Short exercise: Copy each line with the word "label" in it.

Supplied records:

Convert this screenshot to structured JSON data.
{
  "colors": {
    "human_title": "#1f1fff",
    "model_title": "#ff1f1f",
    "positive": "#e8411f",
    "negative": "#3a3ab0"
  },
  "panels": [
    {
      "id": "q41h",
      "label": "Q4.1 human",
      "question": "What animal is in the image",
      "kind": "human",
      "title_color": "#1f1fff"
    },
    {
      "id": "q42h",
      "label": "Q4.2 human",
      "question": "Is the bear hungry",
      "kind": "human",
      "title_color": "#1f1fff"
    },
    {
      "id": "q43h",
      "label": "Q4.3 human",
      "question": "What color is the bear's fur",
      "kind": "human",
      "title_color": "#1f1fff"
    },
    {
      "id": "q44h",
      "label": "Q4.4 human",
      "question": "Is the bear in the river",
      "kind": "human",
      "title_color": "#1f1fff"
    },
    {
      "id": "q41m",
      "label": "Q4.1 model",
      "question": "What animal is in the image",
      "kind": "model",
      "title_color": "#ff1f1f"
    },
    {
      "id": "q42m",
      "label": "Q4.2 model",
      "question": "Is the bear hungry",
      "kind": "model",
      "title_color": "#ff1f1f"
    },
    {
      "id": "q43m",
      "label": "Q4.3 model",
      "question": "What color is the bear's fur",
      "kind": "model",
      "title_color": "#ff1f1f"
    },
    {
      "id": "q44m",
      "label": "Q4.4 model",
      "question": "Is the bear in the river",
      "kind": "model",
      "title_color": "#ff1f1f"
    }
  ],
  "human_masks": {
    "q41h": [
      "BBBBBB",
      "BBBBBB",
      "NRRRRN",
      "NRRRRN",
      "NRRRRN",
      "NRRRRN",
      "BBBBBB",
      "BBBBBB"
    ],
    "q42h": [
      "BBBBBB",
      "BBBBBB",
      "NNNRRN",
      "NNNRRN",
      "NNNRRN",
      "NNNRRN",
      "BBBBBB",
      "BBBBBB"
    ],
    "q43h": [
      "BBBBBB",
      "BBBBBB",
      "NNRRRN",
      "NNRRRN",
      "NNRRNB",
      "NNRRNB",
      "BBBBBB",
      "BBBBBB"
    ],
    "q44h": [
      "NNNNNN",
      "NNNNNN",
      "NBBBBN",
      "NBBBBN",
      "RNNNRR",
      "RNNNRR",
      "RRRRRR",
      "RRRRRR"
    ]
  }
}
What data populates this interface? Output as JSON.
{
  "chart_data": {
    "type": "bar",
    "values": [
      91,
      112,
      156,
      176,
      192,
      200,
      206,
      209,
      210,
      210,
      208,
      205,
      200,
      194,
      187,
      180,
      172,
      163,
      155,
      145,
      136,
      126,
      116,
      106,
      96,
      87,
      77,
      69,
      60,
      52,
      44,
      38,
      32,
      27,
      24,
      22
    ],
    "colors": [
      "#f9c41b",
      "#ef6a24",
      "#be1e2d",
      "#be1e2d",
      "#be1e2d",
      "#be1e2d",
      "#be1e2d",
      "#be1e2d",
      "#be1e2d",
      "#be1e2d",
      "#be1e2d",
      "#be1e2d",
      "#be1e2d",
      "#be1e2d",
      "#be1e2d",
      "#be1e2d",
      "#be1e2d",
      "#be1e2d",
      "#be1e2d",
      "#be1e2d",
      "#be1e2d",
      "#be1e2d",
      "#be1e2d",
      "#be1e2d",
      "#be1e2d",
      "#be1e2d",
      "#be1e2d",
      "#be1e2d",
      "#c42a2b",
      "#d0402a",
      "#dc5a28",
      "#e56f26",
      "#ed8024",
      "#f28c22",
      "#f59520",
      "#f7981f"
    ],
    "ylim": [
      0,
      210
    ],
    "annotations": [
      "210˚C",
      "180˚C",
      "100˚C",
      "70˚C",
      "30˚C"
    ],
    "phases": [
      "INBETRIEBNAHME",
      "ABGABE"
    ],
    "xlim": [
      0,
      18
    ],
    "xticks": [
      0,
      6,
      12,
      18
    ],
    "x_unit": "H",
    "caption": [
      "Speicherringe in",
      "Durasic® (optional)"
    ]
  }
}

Right answer:
      "label": "Q4.1 human",
      "label": "Q4.2 human",
      "label": "Q4.3 human",
      "label": "Q4.4 human",
      "label": "Q4.1 model",
      "label": "Q4.2 model",
      "label": "Q4.3 model",
      "label": "Q4.4 model",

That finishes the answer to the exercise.